### Text provided
--- --- ---

After some time of running just fine our backend will stop giving responses for most of its endpoints. It will just start behaving like a blackhole for those. Once in this state, it will stay there if we don't take any action.

Update

We can reproduce this behaviour with a db dump we made when the backend was in the non responding state.

Infrastructure Setup

We are running Play 2.5 in AWS on an EC2 instance behind a loadbalancer with a PostgreSQL database on RDS. We are using slick-pg as our database connector.

What we know

Here a few things we figured out so far.

About the HTTP requests

Our logs and debugging shows us that the requests are passing the filters. Also, we see that for the authentication (we are using Silhoutte for that) the application is able to perform database queries to receive the identity for that request. The controllers action will just never be called, though.

The backend is responing for HEAD requests. Further logging showed us that it seems that Controllers using injected services (we are using googles guice for that) are the ones whose methods are not being called anymore. Controllers without injected services seem to work fine.

About the EC2 instance

Unfortunately, we are not able to get much information from that one. We are using boxfuse which provides us with an immutable and by that in-ssh-able infrastructure. We are about to change this to a docker based deployment and might be able to provide more information soon. Nevertheless, we have New Relic setup to monitor our servers. We cannot find anything suspicious there. The memory and CPU usages look fine.

--- --- ---

### Data shown
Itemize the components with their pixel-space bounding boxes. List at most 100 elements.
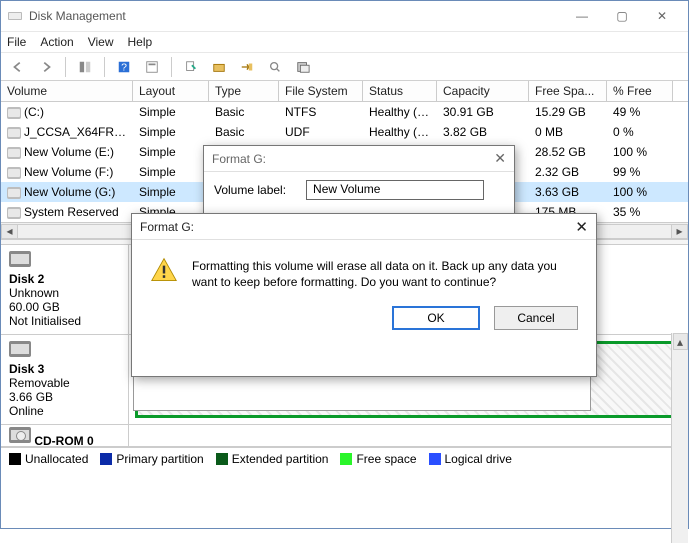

--- --- ---

From the text above, write out the passage verbatim from "Infrastructure Setup" to "out so far.".

Infrastructure Setup

We are running Play 2.5 in AWS on an EC2 instance behind a loadbalancer with a PostgreSQL database on RDS. We are using slick-pg as our database connector.

What we know

Here a few things we figured out so far.